### Exercise materials

>> START

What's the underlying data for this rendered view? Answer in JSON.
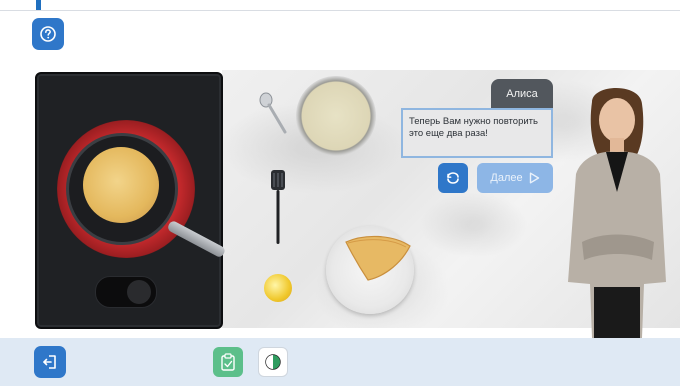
{
  "assistant": {
    "name": "Алиса",
    "message": "Теперь Вам нужно повторить это еще два раза!"
  },
  "controls": {
    "next_label": "Далее"
  },
  "icons": {
    "help": "question-circle-icon",
    "repeat": "repeat-icon",
    "next_arrow": "play-outline-icon",
    "exit": "exit-door-icon",
    "task": "clipboard-icon",
    "contrast": "contrast-icon"
  },
  "colors": {
    "primary_button": "#2f77c9",
    "next_button": "#8db6e6",
    "bottom_bar": "#dfe9f4",
    "task_button": "#5cbf8a",
    "burner": "#c3292c",
    "speech_border": "#8fb6e0"
  }
}
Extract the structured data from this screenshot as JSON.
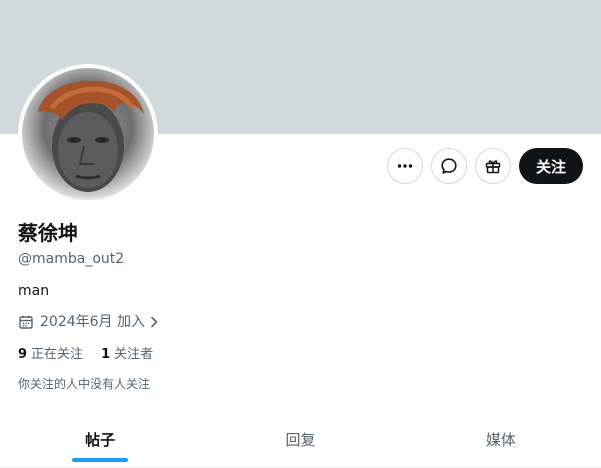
{
  "profile": {
    "name": "蔡徐坤",
    "handle": "@mamba_out2",
    "bio": "man",
    "joined": "2024年6月 加入",
    "following_count": "9",
    "following_label": "正在关注",
    "followers_count": "1",
    "followers_label": "关注者",
    "mutuals_notice": "你关注的人中没有人关注"
  },
  "actions": {
    "follow_label": "关注",
    "more_icon": "more-icon",
    "message_icon": "message-icon",
    "gift_icon": "gift-icon"
  },
  "tabs": [
    {
      "label": "帖子",
      "active": true
    },
    {
      "label": "回复",
      "active": false
    },
    {
      "label": "媒体",
      "active": false
    }
  ],
  "colors": {
    "banner": "#cfd9de",
    "accent": "#1d9bf0",
    "follow_button": "#0f1419",
    "secondary_text": "#536471"
  }
}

>> END

### Your goal
Without the pictures, return all the records precisely as they stand.

### Solved problem
What's the underlying data for this rendered view? Answer in JSON.
{
  "assistant": {
    "name": "Алиса",
    "message": "Теперь Вам нужно повторить это еще два раза!"
  },
  "controls": {
    "next_label": "Далее"
  },
  "icons": {
    "help": "question-circle-icon",
    "repeat": "repeat-icon",
    "next_arrow": "play-outline-icon",
    "exit": "exit-door-icon",
    "task": "clipboard-icon",
    "contrast": "contrast-icon"
  },
  "colors": {
    "primary_button": "#2f77c9",
    "next_button": "#8db6e6",
    "bottom_bar": "#dfe9f4",
    "task_button": "#5cbf8a",
    "burner": "#c3292c",
    "speech_border": "#8fb6e0"
  }
}
Extract the structured data from this screenshot as JSON.
{
  "profile": {
    "name": "蔡徐坤",
    "handle": "@mamba_out2",
    "bio": "man",
    "joined": "2024年6月 加入",
    "following_count": "9",
    "following_label": "正在关注",
    "followers_count": "1",
    "followers_label": "关注者",
    "mutuals_notice": "你关注的人中没有人关注"
  },
  "actions": {
    "follow_label": "关注",
    "more_icon": "more-icon",
    "message_icon": "message-icon",
    "gift_icon": "gift-icon"
  },
  "tabs": [
    {
      "label": "帖子",
      "active": true
    },
    {
      "label": "回复",
      "active": false
    },
    {
      "label": "媒体",
      "active": false
    }
  ],
  "colors": {
    "banner": "#cfd9de",
    "accent": "#1d9bf0",
    "follow_button": "#0f1419",
    "secondary_text": "#536471"
  }
}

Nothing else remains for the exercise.